REQUIREMENTS: Copy out the material word for word, beginning at the line containing "square-a1 [423,390,475,403]" and stopping after the line containing "board-shadow-on-glass [45,438,495,460]".

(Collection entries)
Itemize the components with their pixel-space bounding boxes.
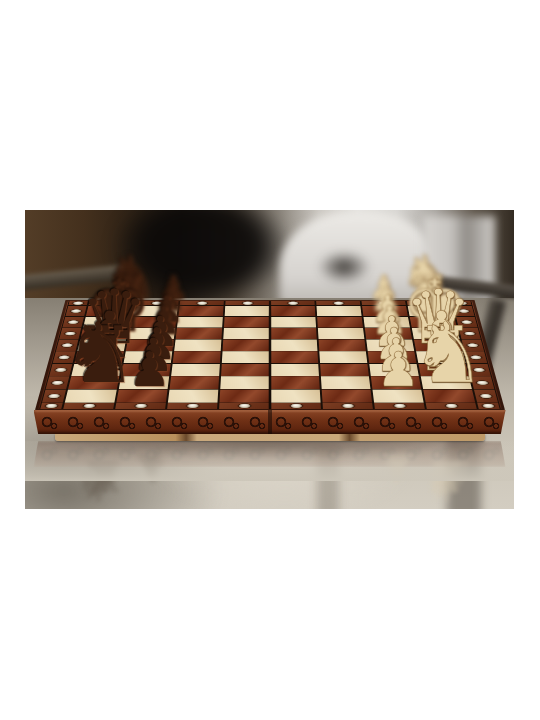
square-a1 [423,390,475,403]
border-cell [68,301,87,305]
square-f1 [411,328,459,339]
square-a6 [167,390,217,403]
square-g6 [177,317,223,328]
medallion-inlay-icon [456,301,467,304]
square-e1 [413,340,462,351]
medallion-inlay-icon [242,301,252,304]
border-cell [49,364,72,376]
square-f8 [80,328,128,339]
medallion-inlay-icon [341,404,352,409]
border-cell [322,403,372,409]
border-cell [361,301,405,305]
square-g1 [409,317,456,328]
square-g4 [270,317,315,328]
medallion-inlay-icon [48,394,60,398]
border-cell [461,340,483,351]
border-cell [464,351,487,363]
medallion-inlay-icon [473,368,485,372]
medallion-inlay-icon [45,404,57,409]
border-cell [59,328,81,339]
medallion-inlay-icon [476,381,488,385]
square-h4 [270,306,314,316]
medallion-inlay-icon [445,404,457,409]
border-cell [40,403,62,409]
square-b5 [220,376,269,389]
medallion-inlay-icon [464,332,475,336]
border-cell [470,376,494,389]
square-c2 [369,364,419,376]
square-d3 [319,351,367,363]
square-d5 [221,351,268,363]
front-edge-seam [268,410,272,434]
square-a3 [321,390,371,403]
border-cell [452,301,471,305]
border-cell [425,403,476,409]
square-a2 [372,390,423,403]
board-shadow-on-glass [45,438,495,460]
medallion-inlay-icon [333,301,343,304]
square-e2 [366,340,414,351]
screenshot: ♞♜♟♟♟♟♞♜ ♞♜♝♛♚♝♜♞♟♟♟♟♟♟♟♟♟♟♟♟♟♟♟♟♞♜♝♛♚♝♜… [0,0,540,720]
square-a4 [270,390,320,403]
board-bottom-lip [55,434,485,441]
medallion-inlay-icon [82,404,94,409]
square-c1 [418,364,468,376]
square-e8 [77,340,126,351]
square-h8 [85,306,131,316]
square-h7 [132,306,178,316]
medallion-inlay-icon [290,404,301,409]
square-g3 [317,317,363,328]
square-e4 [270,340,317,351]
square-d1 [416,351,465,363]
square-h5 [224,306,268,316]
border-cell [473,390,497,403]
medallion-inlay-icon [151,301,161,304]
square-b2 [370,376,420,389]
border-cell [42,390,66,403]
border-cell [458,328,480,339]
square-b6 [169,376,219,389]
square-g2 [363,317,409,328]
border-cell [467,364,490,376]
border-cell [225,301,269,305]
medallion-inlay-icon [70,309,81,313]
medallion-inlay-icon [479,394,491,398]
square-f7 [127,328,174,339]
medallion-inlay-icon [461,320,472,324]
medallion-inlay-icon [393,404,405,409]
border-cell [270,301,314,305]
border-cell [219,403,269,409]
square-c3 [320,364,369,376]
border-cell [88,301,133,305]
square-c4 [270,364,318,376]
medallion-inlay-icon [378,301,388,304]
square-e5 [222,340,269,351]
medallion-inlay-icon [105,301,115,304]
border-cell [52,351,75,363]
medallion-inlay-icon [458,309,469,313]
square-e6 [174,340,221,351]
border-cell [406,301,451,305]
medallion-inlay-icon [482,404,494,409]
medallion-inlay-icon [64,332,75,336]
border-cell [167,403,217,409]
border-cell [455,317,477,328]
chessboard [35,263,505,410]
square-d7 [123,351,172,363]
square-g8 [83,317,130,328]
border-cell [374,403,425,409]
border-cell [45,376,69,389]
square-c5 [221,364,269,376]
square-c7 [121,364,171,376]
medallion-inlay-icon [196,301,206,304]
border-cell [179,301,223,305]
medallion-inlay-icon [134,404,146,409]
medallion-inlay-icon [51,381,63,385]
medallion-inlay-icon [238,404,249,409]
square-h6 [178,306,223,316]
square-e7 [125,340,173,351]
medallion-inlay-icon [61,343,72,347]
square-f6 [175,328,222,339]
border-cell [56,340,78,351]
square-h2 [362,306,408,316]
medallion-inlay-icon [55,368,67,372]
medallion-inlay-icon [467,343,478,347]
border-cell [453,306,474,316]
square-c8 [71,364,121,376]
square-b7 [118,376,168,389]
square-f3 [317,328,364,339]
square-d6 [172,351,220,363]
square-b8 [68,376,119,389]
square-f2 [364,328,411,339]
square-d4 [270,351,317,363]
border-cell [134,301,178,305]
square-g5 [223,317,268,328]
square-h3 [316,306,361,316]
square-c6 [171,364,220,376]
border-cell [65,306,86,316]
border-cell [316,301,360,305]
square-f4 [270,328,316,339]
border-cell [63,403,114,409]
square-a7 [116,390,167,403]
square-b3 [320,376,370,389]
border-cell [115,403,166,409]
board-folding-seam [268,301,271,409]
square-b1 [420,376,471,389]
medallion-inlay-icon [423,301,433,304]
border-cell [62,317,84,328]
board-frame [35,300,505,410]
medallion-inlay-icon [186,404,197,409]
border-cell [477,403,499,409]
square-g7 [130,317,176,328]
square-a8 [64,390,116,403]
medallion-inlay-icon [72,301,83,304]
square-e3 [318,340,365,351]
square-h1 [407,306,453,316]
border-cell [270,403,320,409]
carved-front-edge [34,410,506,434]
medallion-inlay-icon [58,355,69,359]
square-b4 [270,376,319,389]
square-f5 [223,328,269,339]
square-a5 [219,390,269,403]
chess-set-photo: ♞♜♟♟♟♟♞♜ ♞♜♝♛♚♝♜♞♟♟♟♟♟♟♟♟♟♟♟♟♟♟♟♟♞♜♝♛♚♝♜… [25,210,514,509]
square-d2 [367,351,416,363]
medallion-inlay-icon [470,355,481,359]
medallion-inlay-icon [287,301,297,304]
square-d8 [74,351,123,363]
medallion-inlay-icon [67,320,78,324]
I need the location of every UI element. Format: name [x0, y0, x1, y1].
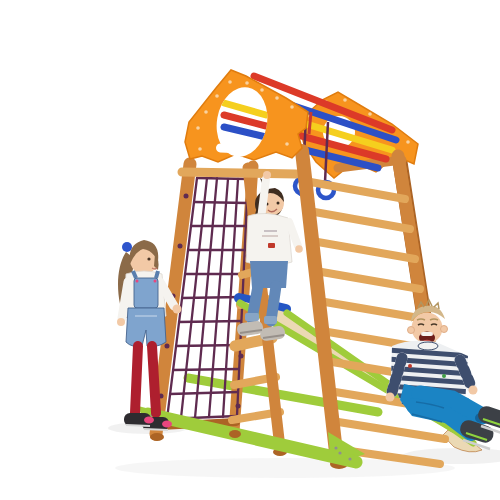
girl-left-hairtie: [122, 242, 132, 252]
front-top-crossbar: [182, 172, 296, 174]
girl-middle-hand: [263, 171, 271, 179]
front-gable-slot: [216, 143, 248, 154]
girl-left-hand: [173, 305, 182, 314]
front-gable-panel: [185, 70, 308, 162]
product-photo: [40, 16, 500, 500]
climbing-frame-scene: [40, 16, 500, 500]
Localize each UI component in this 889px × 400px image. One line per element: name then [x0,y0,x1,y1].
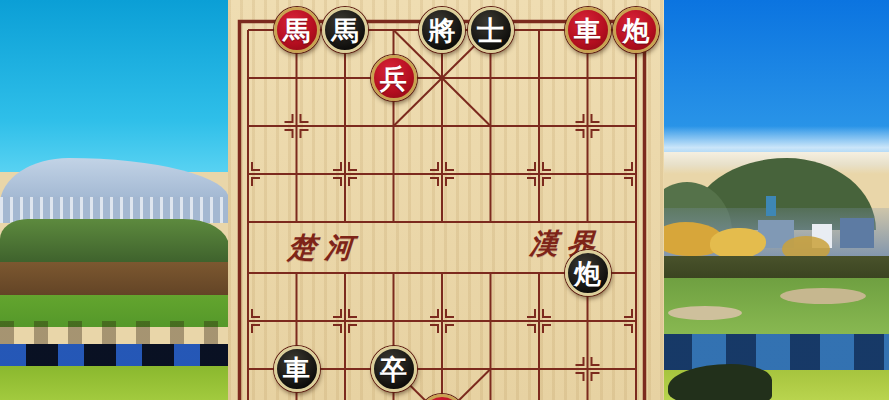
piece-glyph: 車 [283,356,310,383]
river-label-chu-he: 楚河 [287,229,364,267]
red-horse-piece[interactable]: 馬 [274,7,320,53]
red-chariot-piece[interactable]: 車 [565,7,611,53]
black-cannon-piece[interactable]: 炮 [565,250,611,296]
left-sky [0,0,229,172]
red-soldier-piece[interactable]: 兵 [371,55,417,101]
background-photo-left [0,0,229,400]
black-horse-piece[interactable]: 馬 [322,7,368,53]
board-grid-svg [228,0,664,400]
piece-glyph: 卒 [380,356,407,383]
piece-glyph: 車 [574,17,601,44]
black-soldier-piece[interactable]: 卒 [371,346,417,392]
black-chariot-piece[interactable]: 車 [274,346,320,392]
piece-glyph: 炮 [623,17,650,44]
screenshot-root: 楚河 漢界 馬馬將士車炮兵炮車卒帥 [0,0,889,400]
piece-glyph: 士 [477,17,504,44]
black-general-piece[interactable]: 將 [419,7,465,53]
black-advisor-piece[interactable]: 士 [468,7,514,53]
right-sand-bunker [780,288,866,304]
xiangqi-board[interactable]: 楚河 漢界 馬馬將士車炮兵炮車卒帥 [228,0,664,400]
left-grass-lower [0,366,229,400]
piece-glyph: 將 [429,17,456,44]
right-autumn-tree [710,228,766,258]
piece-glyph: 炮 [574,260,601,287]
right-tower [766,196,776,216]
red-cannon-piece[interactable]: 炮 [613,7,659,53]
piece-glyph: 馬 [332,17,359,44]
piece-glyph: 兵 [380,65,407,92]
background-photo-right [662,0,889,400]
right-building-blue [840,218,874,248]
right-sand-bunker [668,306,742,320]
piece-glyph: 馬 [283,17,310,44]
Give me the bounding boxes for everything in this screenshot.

OUTPUT OF THE EXERCISE:
square-a1 [423,390,475,403]
border-cell [68,301,87,305]
square-f1 [411,328,459,339]
square-a6 [167,390,217,403]
square-g6 [177,317,223,328]
medallion-inlay-icon [456,301,467,304]
square-e1 [413,340,462,351]
medallion-inlay-icon [242,301,252,304]
border-cell [49,364,72,376]
square-f8 [80,328,128,339]
medallion-inlay-icon [341,404,352,409]
border-cell [322,403,372,409]
border-cell [361,301,405,305]
square-g1 [409,317,456,328]
square-g4 [270,317,315,328]
medallion-inlay-icon [48,394,60,398]
border-cell [461,340,483,351]
border-cell [464,351,487,363]
medallion-inlay-icon [473,368,485,372]
medallion-inlay-icon [45,404,57,409]
border-cell [59,328,81,339]
medallion-inlay-icon [476,381,488,385]
square-h4 [270,306,314,316]
medallion-inlay-icon [445,404,457,409]
border-cell [40,403,62,409]
square-b5 [220,376,269,389]
medallion-inlay-icon [464,332,475,336]
border-cell [470,376,494,389]
square-c2 [369,364,419,376]
square-d3 [319,351,367,363]
square-d5 [221,351,268,363]
front-edge-seam [268,410,272,434]
square-a3 [321,390,371,403]
border-cell [452,301,471,305]
border-cell [425,403,476,409]
square-a2 [372,390,423,403]
board-shadow-on-glass [45,438,495,460]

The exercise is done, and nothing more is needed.